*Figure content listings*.
+-------+

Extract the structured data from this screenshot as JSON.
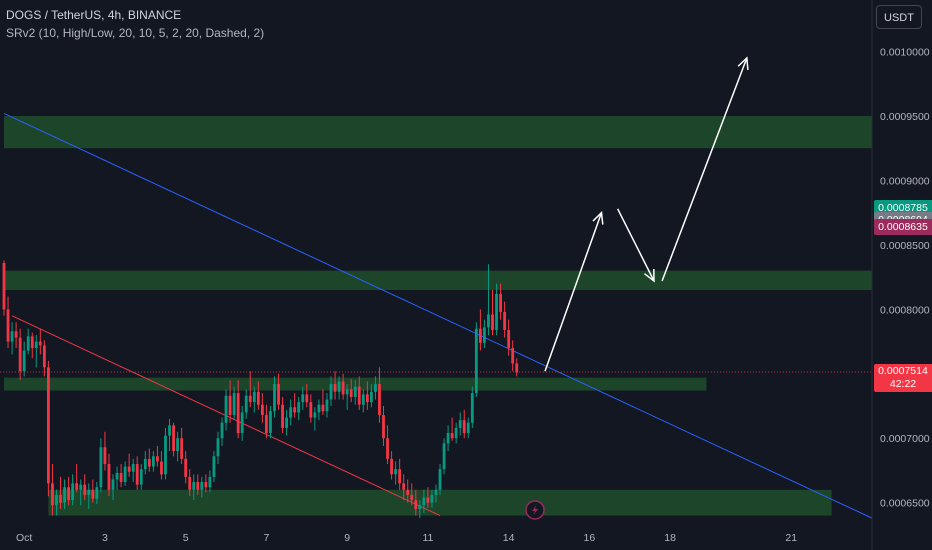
{
  "header": {
    "title": "DOGS / TetherUS, 4h, BINANCE",
    "indicator": "SRv2 (10, High/Low, 20, 10, 5, 2, 20, Dashed, 2)"
  },
  "toolbar": {
    "currency": "USDT"
  },
  "colors": {
    "up": "#089981",
    "down": "#f23645",
    "zone": "#1e4d2b",
    "trend_blue": "#2962ff",
    "trend_red": "#f23645",
    "arrow": "#ffffff"
  },
  "chart_data": {
    "type": "candlestick",
    "symbol": "DOGS / TetherUS",
    "interval": "4h",
    "exchange": "BINANCE",
    "ylim": [
      0.000635,
      0.00104
    ],
    "y_ticks": [
      "0.0006500",
      "0.0007000",
      "0.0007500",
      "0.0008000",
      "0.0008500",
      "0.0009000",
      "0.0009500",
      "0.0010000"
    ],
    "x_ticks": [
      {
        "i": 5,
        "label": "Oct"
      },
      {
        "i": 25,
        "label": "3"
      },
      {
        "i": 45,
        "label": "5"
      },
      {
        "i": 65,
        "label": "7"
      },
      {
        "i": 85,
        "label": "9"
      },
      {
        "i": 105,
        "label": "11"
      },
      {
        "i": 125,
        "label": "14"
      },
      {
        "i": 145,
        "label": "16"
      },
      {
        "i": 165,
        "label": "18"
      },
      {
        "i": 195,
        "label": "21"
      }
    ],
    "last_index": 132,
    "x_max": 215,
    "candles": [
      [
        0.000836,
        0.000838,
        0.000795,
        0.0008
      ],
      [
        0.0008,
        0.00081,
        0.00077,
        0.000775
      ],
      [
        0.000775,
        0.00079,
        0.000765,
        0.000783
      ],
      [
        0.000783,
        0.00079,
        0.00077,
        0.000778
      ],
      [
        0.000778,
        0.000785,
        0.000745,
        0.000752
      ],
      [
        0.000752,
        0.000775,
        0.000748,
        0.000768
      ],
      [
        0.000768,
        0.000785,
        0.000765,
        0.000779
      ],
      [
        0.000779,
        0.000782,
        0.000762,
        0.00077
      ],
      [
        0.00077,
        0.00078,
        0.000755,
        0.000775
      ],
      [
        0.000775,
        0.000785,
        0.000765,
        0.000772
      ],
      [
        0.000772,
        0.000776,
        0.000748,
        0.000755
      ],
      [
        0.000755,
        0.00076,
        0.000655,
        0.000665
      ],
      [
        0.000665,
        0.00068,
        0.00064,
        0.000648
      ],
      [
        0.000648,
        0.00066,
        0.00064,
        0.000656
      ],
      [
        0.000656,
        0.00067,
        0.000645,
        0.00065
      ],
      [
        0.00065,
        0.000668,
        0.000645,
        0.000662
      ],
      [
        0.000662,
        0.00067,
        0.000648,
        0.000652
      ],
      [
        0.000652,
        0.000672,
        0.000648,
        0.000665
      ],
      [
        0.000665,
        0.00068,
        0.000658,
        0.00066
      ],
      [
        0.00066,
        0.000668,
        0.000648,
        0.000664
      ],
      [
        0.000664,
        0.000672,
        0.000652,
        0.000656
      ],
      [
        0.000656,
        0.000665,
        0.000645,
        0.00066
      ],
      [
        0.00066,
        0.000668,
        0.00065,
        0.000653
      ],
      [
        0.000653,
        0.000666,
        0.000649,
        0.000662
      ],
      [
        0.000662,
        0.0007,
        0.000658,
        0.000693
      ],
      [
        0.000693,
        0.000705,
        0.000675,
        0.00068
      ],
      [
        0.00068,
        0.000688,
        0.000655,
        0.00066
      ],
      [
        0.00066,
        0.000672,
        0.000652,
        0.000668
      ],
      [
        0.000668,
        0.000678,
        0.00066,
        0.000673
      ],
      [
        0.000673,
        0.00068,
        0.000662,
        0.000666
      ],
      [
        0.000666,
        0.000682,
        0.000663,
        0.000678
      ],
      [
        0.000678,
        0.000688,
        0.00067,
        0.000674
      ],
      [
        0.000674,
        0.000684,
        0.000666,
        0.00068
      ],
      [
        0.00068,
        0.000686,
        0.00066,
        0.000664
      ],
      [
        0.000664,
        0.00068,
        0.00066,
        0.000676
      ],
      [
        0.000676,
        0.00069,
        0.000672,
        0.000684
      ],
      [
        0.000684,
        0.000692,
        0.000674,
        0.000678
      ],
      [
        0.000678,
        0.00069,
        0.000674,
        0.000686
      ],
      [
        0.000686,
        0.000694,
        0.000678,
        0.000682
      ],
      [
        0.000682,
        0.00069,
        0.000668,
        0.000672
      ],
      [
        0.000672,
        0.000708,
        0.000668,
        0.000702
      ],
      [
        0.000702,
        0.000715,
        0.00069,
        0.00071
      ],
      [
        0.00071,
        0.000712,
        0.000686,
        0.00069
      ],
      [
        0.00069,
        0.000705,
        0.000682,
        0.0007
      ],
      [
        0.0007,
        0.000708,
        0.00068,
        0.000684
      ],
      [
        0.000684,
        0.00069,
        0.000665,
        0.00067
      ],
      [
        0.00067,
        0.000676,
        0.000655,
        0.00066
      ],
      [
        0.00066,
        0.000672,
        0.000652,
        0.000666
      ],
      [
        0.000666,
        0.000672,
        0.000656,
        0.00066
      ],
      [
        0.00066,
        0.00067,
        0.000654,
        0.000666
      ],
      [
        0.000666,
        0.000672,
        0.000658,
        0.000662
      ],
      [
        0.000662,
        0.000675,
        0.000658,
        0.00067
      ],
      [
        0.00067,
        0.00069,
        0.000666,
        0.000686
      ],
      [
        0.000686,
        0.000705,
        0.00068,
        0.0007
      ],
      [
        0.0007,
        0.000716,
        0.000694,
        0.000712
      ],
      [
        0.000712,
        0.000738,
        0.000706,
        0.000733
      ],
      [
        0.000733,
        0.000745,
        0.000712,
        0.000718
      ],
      [
        0.000718,
        0.00074,
        0.000714,
        0.000735
      ],
      [
        0.000735,
        0.000745,
        0.0007,
        0.000704
      ],
      [
        0.000704,
        0.000725,
        0.000698,
        0.00072
      ],
      [
        0.00072,
        0.000738,
        0.000715,
        0.000733
      ],
      [
        0.000733,
        0.000752,
        0.000724,
        0.000728
      ],
      [
        0.000728,
        0.00074,
        0.00072,
        0.000736
      ],
      [
        0.000736,
        0.000744,
        0.000722,
        0.000726
      ],
      [
        0.000726,
        0.000735,
        0.000712,
        0.000718
      ],
      [
        0.000718,
        0.000726,
        0.0007,
        0.000704
      ],
      [
        0.000704,
        0.000725,
        0.0007,
        0.000721
      ],
      [
        0.000721,
        0.000748,
        0.000716,
        0.000742
      ],
      [
        0.000742,
        0.00075,
        0.000722,
        0.000726
      ],
      [
        0.000726,
        0.000732,
        0.000704,
        0.000708
      ],
      [
        0.000708,
        0.000722,
        0.000702,
        0.000716
      ],
      [
        0.000716,
        0.00073,
        0.00071,
        0.000724
      ],
      [
        0.000724,
        0.000735,
        0.000716,
        0.00072
      ],
      [
        0.00072,
        0.000732,
        0.000714,
        0.000728
      ],
      [
        0.000728,
        0.00074,
        0.000722,
        0.000734
      ],
      [
        0.000734,
        0.000742,
        0.000724,
        0.000728
      ],
      [
        0.000728,
        0.000734,
        0.000712,
        0.000716
      ],
      [
        0.000716,
        0.000724,
        0.000706,
        0.00072
      ],
      [
        0.00072,
        0.00073,
        0.000714,
        0.000726
      ],
      [
        0.000726,
        0.000738,
        0.000718,
        0.000721
      ],
      [
        0.000721,
        0.000735,
        0.000716,
        0.00073
      ],
      [
        0.00073,
        0.000748,
        0.000725,
        0.000742
      ],
      [
        0.000742,
        0.000752,
        0.00073,
        0.000736
      ],
      [
        0.000736,
        0.000748,
        0.00073,
        0.000744
      ],
      [
        0.000744,
        0.00075,
        0.00073,
        0.000734
      ],
      [
        0.000734,
        0.000742,
        0.000722,
        0.000738
      ],
      [
        0.000738,
        0.000746,
        0.000728,
        0.000732
      ],
      [
        0.000732,
        0.000745,
        0.000726,
        0.00074
      ],
      [
        0.00074,
        0.000748,
        0.000722,
        0.000726
      ],
      [
        0.000726,
        0.000738,
        0.00072,
        0.000734
      ],
      [
        0.000734,
        0.000744,
        0.000722,
        0.000728
      ],
      [
        0.000728,
        0.000742,
        0.000724,
        0.000736
      ],
      [
        0.000736,
        0.000748,
        0.00073,
        0.000742
      ],
      [
        0.000742,
        0.000755,
        0.000712,
        0.000718
      ],
      [
        0.000718,
        0.000725,
        0.000694,
        0.0007
      ],
      [
        0.0007,
        0.00071,
        0.00068,
        0.000684
      ],
      [
        0.000684,
        0.00069,
        0.000668,
        0.000672
      ],
      [
        0.000672,
        0.000682,
        0.000664,
        0.000676
      ],
      [
        0.000676,
        0.000684,
        0.00066,
        0.000665
      ],
      [
        0.000665,
        0.000672,
        0.000652,
        0.00066
      ],
      [
        0.00066,
        0.000668,
        0.00065,
        0.000656
      ],
      [
        0.000656,
        0.000665,
        0.000648,
        0.000652
      ],
      [
        0.000652,
        0.00066,
        0.00064,
        0.000645
      ],
      [
        0.000645,
        0.000652,
        0.000638,
        0.000648
      ],
      [
        0.000648,
        0.00066,
        0.000642,
        0.000654
      ],
      [
        0.000654,
        0.000662,
        0.000646,
        0.00065
      ],
      [
        0.00065,
        0.00066,
        0.000646,
        0.000656
      ],
      [
        0.000656,
        0.000664,
        0.00065,
        0.00066
      ],
      [
        0.00066,
        0.00068,
        0.000656,
        0.000676
      ],
      [
        0.000676,
        0.0007,
        0.000672,
        0.000696
      ],
      [
        0.000696,
        0.00071,
        0.00069,
        0.000704
      ],
      [
        0.000704,
        0.000716,
        0.000698,
        0.0007
      ],
      [
        0.0007,
        0.000712,
        0.000696,
        0.000708
      ],
      [
        0.000708,
        0.00072,
        0.000702,
        0.000714
      ],
      [
        0.000714,
        0.000722,
        0.0007,
        0.000704
      ],
      [
        0.000704,
        0.000716,
        0.0007,
        0.000712
      ],
      [
        0.000712,
        0.00074,
        0.000708,
        0.000735
      ],
      [
        0.000735,
        0.00079,
        0.000732,
        0.000785
      ],
      [
        0.000785,
        0.0008,
        0.000768,
        0.000774
      ],
      [
        0.000774,
        0.000792,
        0.00077,
        0.000786
      ],
      [
        0.000786,
        0.000835,
        0.00078,
        0.000796
      ],
      [
        0.000796,
        0.000815,
        0.00078,
        0.000784
      ],
      [
        0.000784,
        0.00082,
        0.00078,
        0.000812
      ],
      [
        0.000812,
        0.00082,
        0.000792,
        0.000798
      ],
      [
        0.000798,
        0.000806,
        0.000778,
        0.000784
      ],
      [
        0.000784,
        0.000792,
        0.000764,
        0.00077
      ],
      [
        0.00077,
        0.000776,
        0.000752,
        0.000758
      ],
      [
        0.000758,
        0.000762,
        0.000748,
        0.000751
      ]
    ],
    "zones": [
      {
        "from": 0.000925,
        "to": 0.00095,
        "x1": 0,
        "x2": 215
      },
      {
        "from": 0.000815,
        "to": 0.00083,
        "x1": 0,
        "x2": 215
      },
      {
        "from": 0.000737,
        "to": 0.000747,
        "x1": 0,
        "x2": 174
      },
      {
        "from": 0.00064,
        "to": 0.00066,
        "x1": 11,
        "x2": 205
      }
    ],
    "trendlines": [
      {
        "color": "trend_blue",
        "points": [
          [
            0,
            0.000952
          ],
          [
            215,
            0.000638
          ]
        ]
      },
      {
        "color": "trend_red",
        "points": [
          [
            2,
            0.000795
          ],
          [
            108,
            0.00064
          ]
        ]
      }
    ],
    "projection_path": [
      [
        134,
        0.000752
      ],
      [
        148,
        0.000875
      ],
      [
        152,
        0.000878
      ],
      [
        161,
        0.000822
      ],
      [
        163,
        0.000822
      ],
      [
        184,
        0.000995
      ]
    ],
    "price_labels": [
      {
        "value": 0.0008785,
        "text": "0.0008785",
        "color": "#089981"
      },
      {
        "value": 0.0008694,
        "text": "0.0008694",
        "color": "#787b86"
      },
      {
        "value": 0.0008635,
        "text": "0.0008635",
        "color": "#9c2a5a"
      }
    ],
    "current_price": {
      "value": 0.0007514,
      "text": "0.0007514",
      "countdown": "42:22",
      "color": "#f23645"
    }
  }
}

+-------+

*THE TASK*. How many lines of these entries contain "value"? Answer with the number and nothing else.

*TASK RESPONSE*. 4